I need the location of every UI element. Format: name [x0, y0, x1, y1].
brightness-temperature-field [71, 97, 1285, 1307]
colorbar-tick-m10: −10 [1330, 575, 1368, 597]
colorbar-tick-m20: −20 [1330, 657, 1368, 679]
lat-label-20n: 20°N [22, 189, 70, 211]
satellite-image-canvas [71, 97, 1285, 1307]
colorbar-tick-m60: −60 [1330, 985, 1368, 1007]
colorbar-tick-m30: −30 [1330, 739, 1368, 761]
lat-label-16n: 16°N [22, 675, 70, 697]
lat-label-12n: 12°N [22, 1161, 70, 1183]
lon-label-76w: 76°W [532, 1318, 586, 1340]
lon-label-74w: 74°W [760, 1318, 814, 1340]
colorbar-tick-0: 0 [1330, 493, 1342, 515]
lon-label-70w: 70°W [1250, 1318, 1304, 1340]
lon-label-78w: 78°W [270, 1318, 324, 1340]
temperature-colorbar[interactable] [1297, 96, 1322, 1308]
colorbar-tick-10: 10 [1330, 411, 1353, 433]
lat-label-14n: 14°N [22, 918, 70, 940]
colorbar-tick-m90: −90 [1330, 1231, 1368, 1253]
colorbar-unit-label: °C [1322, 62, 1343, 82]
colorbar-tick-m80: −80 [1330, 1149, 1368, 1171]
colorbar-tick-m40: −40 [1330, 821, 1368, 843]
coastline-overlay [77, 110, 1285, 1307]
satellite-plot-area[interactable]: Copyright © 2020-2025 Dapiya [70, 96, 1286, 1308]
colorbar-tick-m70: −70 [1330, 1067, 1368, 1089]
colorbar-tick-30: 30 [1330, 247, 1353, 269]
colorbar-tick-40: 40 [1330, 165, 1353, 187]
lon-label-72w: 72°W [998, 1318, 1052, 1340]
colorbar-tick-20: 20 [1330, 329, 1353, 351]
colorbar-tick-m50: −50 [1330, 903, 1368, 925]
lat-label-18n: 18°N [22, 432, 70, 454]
------------------------
(DO THIS):
Substitute "latitude-label" for each occurrence of "lat-label" in the entries above, and give all of the entries again with everything else left as it is.

(WRITTEN ANSWER):
I need the location of every UI element. Format: name [x0, y0, x1, y1].
brightness-temperature-field [71, 97, 1285, 1307]
colorbar-tick-m10: −10 [1330, 575, 1368, 597]
colorbar-tick-m20: −20 [1330, 657, 1368, 679]
latitude-label-20n: 20°N [22, 189, 70, 211]
satellite-image-canvas [71, 97, 1285, 1307]
colorbar-tick-m60: −60 [1330, 985, 1368, 1007]
colorbar-tick-m30: −30 [1330, 739, 1368, 761]
latitude-label-16n: 16°N [22, 675, 70, 697]
latitude-label-12n: 12°N [22, 1161, 70, 1183]
lon-label-76w: 76°W [532, 1318, 586, 1340]
lon-label-74w: 74°W [760, 1318, 814, 1340]
colorbar-tick-0: 0 [1330, 493, 1342, 515]
lon-label-70w: 70°W [1250, 1318, 1304, 1340]
lon-label-78w: 78°W [270, 1318, 324, 1340]
temperature-colorbar[interactable] [1297, 96, 1322, 1308]
colorbar-tick-10: 10 [1330, 411, 1353, 433]
latitude-label-14n: 14°N [22, 918, 70, 940]
colorbar-tick-m90: −90 [1330, 1231, 1368, 1253]
colorbar-unit-label: °C [1322, 62, 1343, 82]
colorbar-tick-m80: −80 [1330, 1149, 1368, 1171]
colorbar-tick-m40: −40 [1330, 821, 1368, 843]
coastline-overlay [77, 110, 1285, 1307]
satellite-plot-area[interactable]: Copyright © 2020-2025 Dapiya [70, 96, 1286, 1308]
colorbar-tick-m70: −70 [1330, 1067, 1368, 1089]
colorbar-tick-30: 30 [1330, 247, 1353, 269]
colorbar-tick-40: 40 [1330, 165, 1353, 187]
lon-label-72w: 72°W [998, 1318, 1052, 1340]
colorbar-tick-20: 20 [1330, 329, 1353, 351]
colorbar-tick-m50: −50 [1330, 903, 1368, 925]
latitude-label-18n: 18°N [22, 432, 70, 454]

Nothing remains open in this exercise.